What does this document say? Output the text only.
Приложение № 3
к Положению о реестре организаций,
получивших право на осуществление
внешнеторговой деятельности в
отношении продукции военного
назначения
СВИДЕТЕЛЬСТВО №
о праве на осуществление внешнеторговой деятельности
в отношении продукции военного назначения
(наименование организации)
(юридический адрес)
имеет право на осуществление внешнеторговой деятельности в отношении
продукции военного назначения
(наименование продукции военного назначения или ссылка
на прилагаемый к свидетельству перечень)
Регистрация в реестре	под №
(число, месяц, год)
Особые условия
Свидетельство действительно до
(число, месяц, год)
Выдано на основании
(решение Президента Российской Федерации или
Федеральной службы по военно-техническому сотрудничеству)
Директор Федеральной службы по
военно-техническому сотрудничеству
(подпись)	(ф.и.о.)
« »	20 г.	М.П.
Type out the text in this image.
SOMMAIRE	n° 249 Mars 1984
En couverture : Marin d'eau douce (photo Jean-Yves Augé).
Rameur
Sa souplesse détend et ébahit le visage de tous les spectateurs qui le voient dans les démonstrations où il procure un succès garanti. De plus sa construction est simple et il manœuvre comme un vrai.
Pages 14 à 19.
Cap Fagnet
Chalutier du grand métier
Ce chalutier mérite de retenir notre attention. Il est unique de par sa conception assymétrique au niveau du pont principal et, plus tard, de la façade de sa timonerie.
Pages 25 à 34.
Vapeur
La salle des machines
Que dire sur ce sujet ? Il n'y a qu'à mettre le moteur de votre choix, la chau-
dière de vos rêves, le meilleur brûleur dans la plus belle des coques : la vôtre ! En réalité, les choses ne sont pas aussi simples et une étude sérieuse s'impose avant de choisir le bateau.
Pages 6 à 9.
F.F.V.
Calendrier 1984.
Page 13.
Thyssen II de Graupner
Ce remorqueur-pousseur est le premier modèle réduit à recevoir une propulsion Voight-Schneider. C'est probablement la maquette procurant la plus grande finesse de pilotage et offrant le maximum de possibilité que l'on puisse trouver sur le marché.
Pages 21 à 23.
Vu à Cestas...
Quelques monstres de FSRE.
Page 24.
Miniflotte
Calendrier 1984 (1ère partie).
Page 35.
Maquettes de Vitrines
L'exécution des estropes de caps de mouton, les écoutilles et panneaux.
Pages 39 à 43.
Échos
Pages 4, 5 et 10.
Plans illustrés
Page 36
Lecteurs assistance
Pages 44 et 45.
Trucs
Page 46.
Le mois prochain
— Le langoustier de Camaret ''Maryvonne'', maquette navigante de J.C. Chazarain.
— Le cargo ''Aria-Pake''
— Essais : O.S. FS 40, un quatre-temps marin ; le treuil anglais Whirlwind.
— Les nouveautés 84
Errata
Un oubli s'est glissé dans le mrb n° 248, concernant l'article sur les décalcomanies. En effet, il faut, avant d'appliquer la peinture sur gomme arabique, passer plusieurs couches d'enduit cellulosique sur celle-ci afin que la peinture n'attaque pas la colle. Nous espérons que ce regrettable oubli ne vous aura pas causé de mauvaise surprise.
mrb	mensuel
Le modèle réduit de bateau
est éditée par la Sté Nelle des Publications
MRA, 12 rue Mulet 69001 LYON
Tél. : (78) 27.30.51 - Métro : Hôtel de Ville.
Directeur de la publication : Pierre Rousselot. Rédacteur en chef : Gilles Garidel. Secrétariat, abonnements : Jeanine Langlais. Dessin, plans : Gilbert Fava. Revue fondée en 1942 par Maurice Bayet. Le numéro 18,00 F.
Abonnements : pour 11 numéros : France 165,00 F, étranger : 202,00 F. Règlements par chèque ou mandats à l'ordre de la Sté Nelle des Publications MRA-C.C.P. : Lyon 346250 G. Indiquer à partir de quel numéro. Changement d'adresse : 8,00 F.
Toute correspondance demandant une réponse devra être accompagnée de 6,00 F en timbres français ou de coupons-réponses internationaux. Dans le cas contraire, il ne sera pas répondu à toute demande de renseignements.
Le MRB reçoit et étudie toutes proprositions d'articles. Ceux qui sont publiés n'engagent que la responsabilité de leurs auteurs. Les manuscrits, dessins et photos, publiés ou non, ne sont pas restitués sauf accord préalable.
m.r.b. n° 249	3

● **OBJECTIVE**
Restate the whole listing exactly, leaving out nothing.

● **OUTPUT FOR THIS EXERCISE**
What does this document say? Output the text only.
Приложение № 3
к Положению о реестре организаций,
получивших право на осуществление
внешнеторговой деятельности в
отношении продукции военного
назначения
СВИДЕТЕЛЬСТВО №
о праве на осуществление внешнеторговой деятельности
в отношении продукции военного назначения
(наименование организации)
(юридический адрес)
имеет право на осуществление внешнеторговой деятельности в отношении
продукции военного назначения
(наименование продукции военного назначения или ссылка
на прилагаемый к свидетельству перечень)
Регистрация в реестре	под №
(число, месяц, год)
Особые условия
Свидетельство действительно до
(число, месяц, год)
Выдано на основании
(решение Президента Российской Федерации или
Федеральной службы по военно-техническому сотрудничеству)
Директор Федеральной службы по
военно-техническому сотрудничеству
(подпись)	(ф.и.о.)
« »	20 г.	М.П.
Type out the text in this image.
SOMMAIRE	n° 249 Mars 1984
En couverture : Marin d'eau douce (photo Jean-Yves Augé).
Rameur
Sa souplesse détend et ébahit le visage de tous les spectateurs qui le voient dans les démonstrations où il procure un succès garanti. De plus sa construction est simple et il manœuvre comme un vrai.
Pages 14 à 19.
Cap Fagnet
Chalutier du grand métier
Ce chalutier mérite de retenir notre attention. Il est unique de par sa conception assymétrique au niveau du pont principal et, plus tard, de la façade de sa timonerie.
Pages 25 à 34.
Vapeur
La salle des machines
Que dire sur ce sujet ? Il n'y a qu'à mettre le moteur de votre choix, la chau-
dière de vos rêves, le meilleur brûleur dans la plus belle des coques : la vôtre ! En réalité, les choses ne sont pas aussi simples et une étude sérieuse s'impose avant de choisir le bateau.
Pages 6 à 9.
F.F.V.
Calendrier 1984.
Page 13.
Thyssen II de Graupner
Ce remorqueur-pousseur est le premier modèle réduit à recevoir une propulsion Voight-Schneider. C'est probablement la maquette procurant la plus grande finesse de pilotage et offrant le maximum de possibilité que l'on puisse trouver sur le marché.
Pages 21 à 23.
Vu à Cestas...
Quelques monstres de FSRE.
Page 24.
Miniflotte
Calendrier 1984 (1ère partie).
Page 35.
Maquettes de Vitrines
L'exécution des estropes de caps de mouton, les écoutilles et panneaux.
Pages 39 à 43.
Échos
Pages 4, 5 et 10.
Plans illustrés
Page 36
Lecteurs assistance
Pages 44 et 45.
Trucs
Page 46.
Le mois prochain
— Le langoustier de Camaret ''Maryvonne'', maquette navigante de J.C. Chazarain.
— Le cargo ''Aria-Pake''
— Essais : O.S. FS 40, un quatre-temps marin ; le treuil anglais Whirlwind.
— Les nouveautés 84
Errata
Un oubli s'est glissé dans le mrb n° 248, concernant l'article sur les décalcomanies. En effet, il faut, avant d'appliquer la peinture sur gomme arabique, passer plusieurs couches d'enduit cellulosique sur celle-ci afin que la peinture n'attaque pas la colle. Nous espérons que ce regrettable oubli ne vous aura pas causé de mauvaise surprise.
mrb	mensuel
Le modèle réduit de bateau
est éditée par la Sté Nelle des Publications
MRA, 12 rue Mulet 69001 LYON
Tél. : (78) 27.30.51 - Métro : Hôtel de Ville.
Directeur de la publication : Pierre Rousselot. Rédacteur en chef : Gilles Garidel. Secrétariat, abonnements : Jeanine Langlais. Dessin, plans : Gilbert Fava. Revue fondée en 1942 par Maurice Bayet. Le numéro 18,00 F.
Abonnements : pour 11 numéros : France 165,00 F, étranger : 202,00 F. Règlements par chèque ou mandats à l'ordre de la Sté Nelle des Publications MRA-C.C.P. : Lyon 346250 G. Indiquer à partir de quel numéro. Changement d'adresse : 8,00 F.
Toute correspondance demandant une réponse devra être accompagnée de 6,00 F en timbres français ou de coupons-réponses internationaux. Dans le cas contraire, il ne sera pas répondu à toute demande de renseignements.
Le MRB reçoit et étudie toutes proprositions d'articles. Ceux qui sont publiés n'engagent que la responsabilité de leurs auteurs. Les manuscrits, dessins et photos, publiés ou non, ne sont pas restitués sauf accord préalable.
m.r.b. n° 249	3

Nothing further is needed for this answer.